### What you need to do
Filter the entries below, keeping only lines with the word "CLOSE".

---------- Dataset entries ----------

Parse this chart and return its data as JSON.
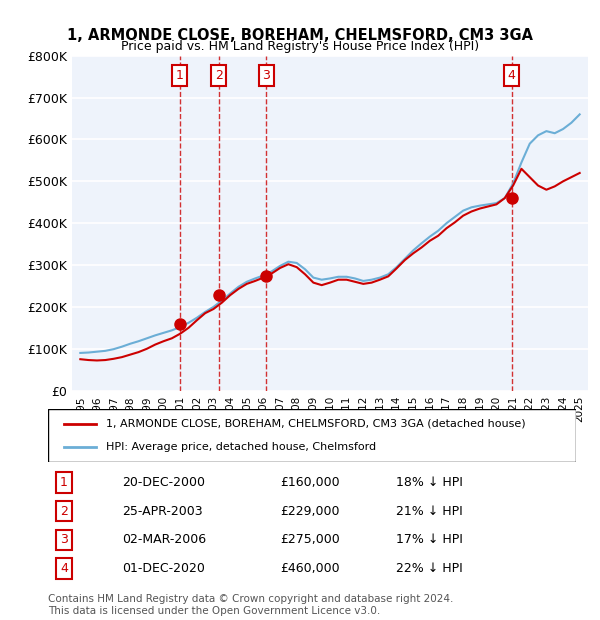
{
  "title1": "1, ARMONDE CLOSE, BOREHAM, CHELMSFORD, CM3 3GA",
  "title2": "Price paid vs. HM Land Registry's House Price Index (HPI)",
  "ylabel": "",
  "background_color": "#eef3fb",
  "plot_bg": "#eef3fb",
  "grid_color": "#ffffff",
  "hpi_color": "#6baed6",
  "price_color": "#cc0000",
  "sale_marker_color": "#cc0000",
  "vline_color": "#cc0000",
  "ylim": [
    0,
    800000
  ],
  "yticks": [
    0,
    100000,
    200000,
    300000,
    400000,
    500000,
    600000,
    700000,
    800000
  ],
  "ytick_labels": [
    "£0",
    "£100K",
    "£200K",
    "£300K",
    "£400K",
    "£500K",
    "£600K",
    "£700K",
    "£800K"
  ],
  "xlim_start": 1994.5,
  "xlim_end": 2025.5,
  "xticks": [
    1995,
    1996,
    1997,
    1998,
    1999,
    2000,
    2001,
    2002,
    2003,
    2004,
    2005,
    2006,
    2007,
    2008,
    2009,
    2010,
    2011,
    2012,
    2013,
    2014,
    2015,
    2016,
    2017,
    2018,
    2019,
    2020,
    2021,
    2022,
    2023,
    2024,
    2025
  ],
  "sales": [
    {
      "label": "1",
      "year": 2000.97,
      "price": 160000,
      "date": "20-DEC-2000",
      "pct": "18%",
      "dir": "↓"
    },
    {
      "label": "2",
      "year": 2003.32,
      "price": 229000,
      "date": "25-APR-2003",
      "pct": "21%",
      "dir": "↓"
    },
    {
      "label": "3",
      "year": 2006.17,
      "price": 275000,
      "date": "02-MAR-2006",
      "pct": "17%",
      "dir": "↓"
    },
    {
      "label": "4",
      "year": 2020.92,
      "price": 460000,
      "date": "01-DEC-2020",
      "pct": "22%",
      "dir": "↓"
    }
  ],
  "hpi_years": [
    1995,
    1995.5,
    1996,
    1996.5,
    1997,
    1997.5,
    1998,
    1998.5,
    1999,
    1999.5,
    2000,
    2000.5,
    2001,
    2001.5,
    2002,
    2002.5,
    2003,
    2003.5,
    2004,
    2004.5,
    2005,
    2005.5,
    2006,
    2006.5,
    2007,
    2007.5,
    2008,
    2008.5,
    2009,
    2009.5,
    2010,
    2010.5,
    2011,
    2011.5,
    2012,
    2012.5,
    2013,
    2013.5,
    2014,
    2014.5,
    2015,
    2015.5,
    2016,
    2016.5,
    2017,
    2017.5,
    2018,
    2018.5,
    2019,
    2019.5,
    2020,
    2020.5,
    2021,
    2021.5,
    2022,
    2022.5,
    2023,
    2023.5,
    2024,
    2024.5,
    2025
  ],
  "hpi_values": [
    90000,
    91000,
    93000,
    95000,
    99000,
    105000,
    112000,
    118000,
    125000,
    132000,
    138000,
    144000,
    152000,
    162000,
    174000,
    188000,
    200000,
    215000,
    232000,
    248000,
    260000,
    268000,
    275000,
    285000,
    298000,
    308000,
    305000,
    290000,
    270000,
    265000,
    268000,
    272000,
    272000,
    268000,
    262000,
    265000,
    270000,
    278000,
    295000,
    315000,
    335000,
    352000,
    368000,
    382000,
    400000,
    415000,
    430000,
    438000,
    442000,
    445000,
    448000,
    460000,
    495000,
    545000,
    590000,
    610000,
    620000,
    615000,
    625000,
    640000,
    660000
  ],
  "price_years": [
    1995,
    1995.5,
    1996,
    1996.5,
    1997,
    1997.5,
    1998,
    1998.5,
    1999,
    1999.5,
    2000,
    2000.5,
    2001,
    2001.5,
    2002,
    2002.5,
    2003,
    2003.5,
    2004,
    2004.5,
    2005,
    2005.5,
    2006,
    2006.5,
    2007,
    2007.5,
    2008,
    2008.5,
    2009,
    2009.5,
    2010,
    2010.5,
    2011,
    2011.5,
    2012,
    2012.5,
    2013,
    2013.5,
    2014,
    2014.5,
    2015,
    2015.5,
    2016,
    2016.5,
    2017,
    2017.5,
    2018,
    2018.5,
    2019,
    2019.5,
    2020,
    2020.5,
    2021,
    2021.5,
    2022,
    2022.5,
    2023,
    2023.5,
    2024,
    2024.5,
    2025
  ],
  "price_values": [
    75000,
    73000,
    72000,
    73000,
    76000,
    80000,
    86000,
    92000,
    100000,
    110000,
    118000,
    125000,
    136000,
    150000,
    168000,
    185000,
    195000,
    210000,
    228000,
    243000,
    255000,
    262000,
    270000,
    280000,
    293000,
    302000,
    295000,
    278000,
    258000,
    252000,
    258000,
    265000,
    265000,
    260000,
    255000,
    258000,
    265000,
    273000,
    292000,
    312000,
    328000,
    342000,
    358000,
    370000,
    388000,
    402000,
    418000,
    428000,
    435000,
    440000,
    445000,
    460000,
    490000,
    530000,
    510000,
    490000,
    480000,
    488000,
    500000,
    510000,
    520000
  ],
  "legend_label_red": "1, ARMONDE CLOSE, BOREHAM, CHELMSFORD, CM3 3GA (detached house)",
  "legend_label_blue": "HPI: Average price, detached house, Chelmsford",
  "footnote": "Contains HM Land Registry data © Crown copyright and database right 2024.\nThis data is licensed under the Open Government Licence v3.0.",
  "table_entries": [
    {
      "num": "1",
      "date": "20-DEC-2000",
      "price": "£160,000",
      "pct": "18% ↓ HPI"
    },
    {
      "num": "2",
      "date": "25-APR-2003",
      "price": "£229,000",
      "pct": "21% ↓ HPI"
    },
    {
      "num": "3",
      "date": "02-MAR-2006",
      "price": "£275,000",
      "pct": "17% ↓ HPI"
    },
    {
      "num": "4",
      "date": "01-DEC-2020",
      "price": "£460,000",
      "pct": "22% ↓ HPI"
    }
  ]
}
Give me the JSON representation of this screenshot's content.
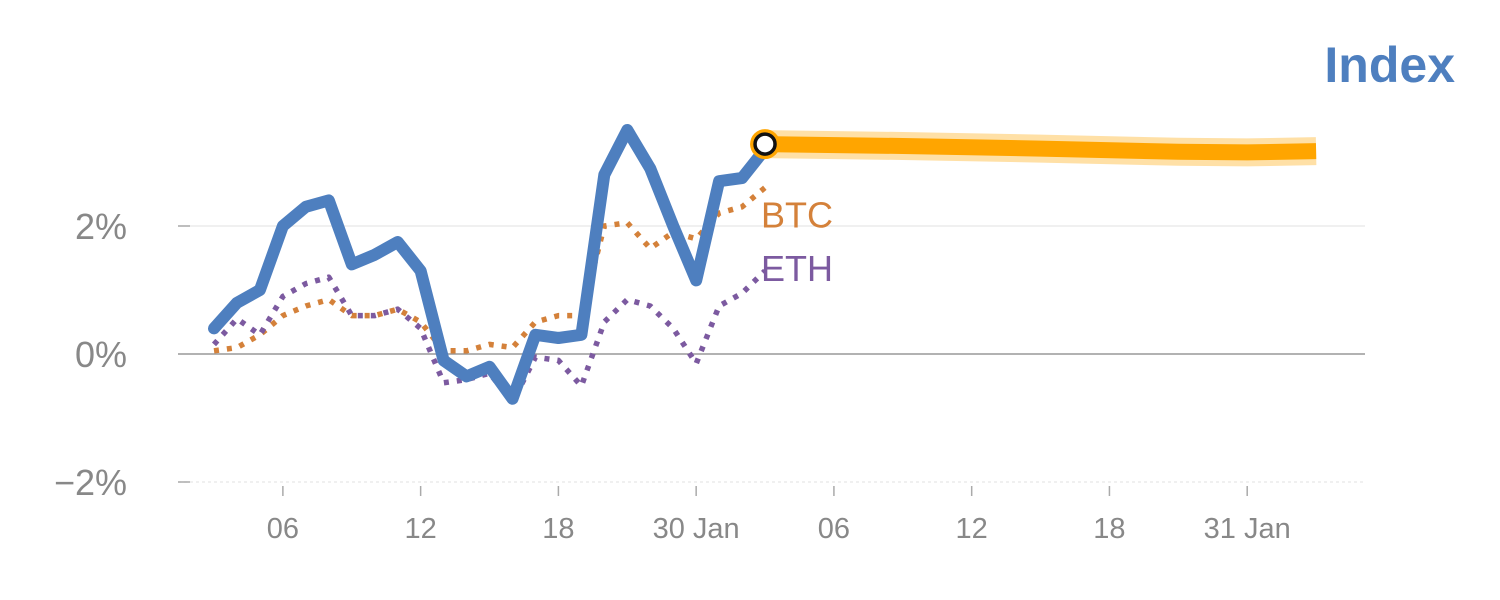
{
  "chart_data": {
    "type": "line",
    "title": "Index",
    "ylabel": "",
    "xlabel": "",
    "ylim": [
      -2,
      3.5
    ],
    "yticks": [
      {
        "value": 2,
        "label": "2%"
      },
      {
        "value": 0,
        "label": "0%"
      },
      {
        "value": -2,
        "label": "−2%"
      }
    ],
    "xticks": [
      {
        "x": 3,
        "label": "06"
      },
      {
        "x": 9,
        "label": "12"
      },
      {
        "x": 15,
        "label": "18"
      },
      {
        "x": 21,
        "label": "30 Jan"
      },
      {
        "x": 27,
        "label": "06"
      },
      {
        "x": 33,
        "label": "12"
      },
      {
        "x": 39,
        "label": "18"
      },
      {
        "x": 45,
        "label": "31 Jan"
      }
    ],
    "xlim": [
      -1.5,
      49.5
    ],
    "grid": "horizontal",
    "x": [
      0,
      1,
      2,
      3,
      4,
      5,
      6,
      7,
      8,
      9,
      10,
      11,
      12,
      13,
      14,
      15,
      16,
      17,
      18,
      19,
      20,
      21,
      22,
      23,
      24
    ],
    "series": [
      {
        "name": "",
        "color": "#4e7fbf",
        "style": "solid",
        "values": [
          0.4,
          0.8,
          1.0,
          2.0,
          2.3,
          2.4,
          1.4,
          1.55,
          1.75,
          1.3,
          -0.1,
          -0.35,
          -0.2,
          -0.7,
          0.3,
          0.25,
          0.3,
          2.8,
          3.5,
          2.9,
          2.0,
          1.15,
          2.7,
          2.75,
          3.2
        ]
      },
      {
        "name": "BTC",
        "color": "#d4813a",
        "style": "dotted",
        "values": [
          0.05,
          0.1,
          0.3,
          0.6,
          0.75,
          0.85,
          0.6,
          0.6,
          0.7,
          0.5,
          0.05,
          0.05,
          0.15,
          0.1,
          0.5,
          0.6,
          0.6,
          2.0,
          2.05,
          1.65,
          1.9,
          1.8,
          2.2,
          2.3,
          2.6
        ]
      },
      {
        "name": "ETH",
        "color": "#7c5aa0",
        "style": "dotted",
        "values": [
          0.15,
          0.55,
          0.3,
          0.9,
          1.1,
          1.2,
          0.6,
          0.6,
          0.7,
          0.4,
          -0.45,
          -0.4,
          -0.3,
          -0.75,
          -0.05,
          -0.1,
          -0.5,
          0.5,
          0.85,
          0.75,
          0.4,
          -0.15,
          0.75,
          0.95,
          1.3
        ]
      }
    ],
    "projection": {
      "color": "#ffa500",
      "x": [
        24,
        30,
        36,
        42,
        45,
        48
      ],
      "values": [
        3.28,
        3.25,
        3.21,
        3.16,
        3.15,
        3.17
      ]
    },
    "marker": {
      "x": 24,
      "value": 3.28
    }
  }
}
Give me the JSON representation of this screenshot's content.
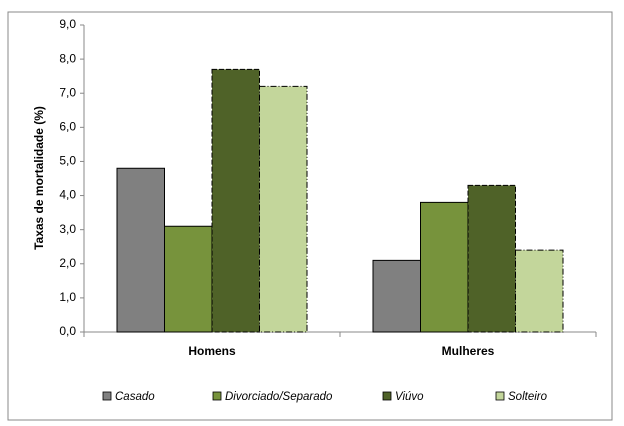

----------

### Response to the task
  "title1": "1, ARMONDE CLOSE, BOREHAM, CHELMSFORD, CM3 3GA",
  "legend_label_red": "1, ARMONDE CLOSE, BOREHAM, CHELMSFORD, CM3 3GA (detached house)",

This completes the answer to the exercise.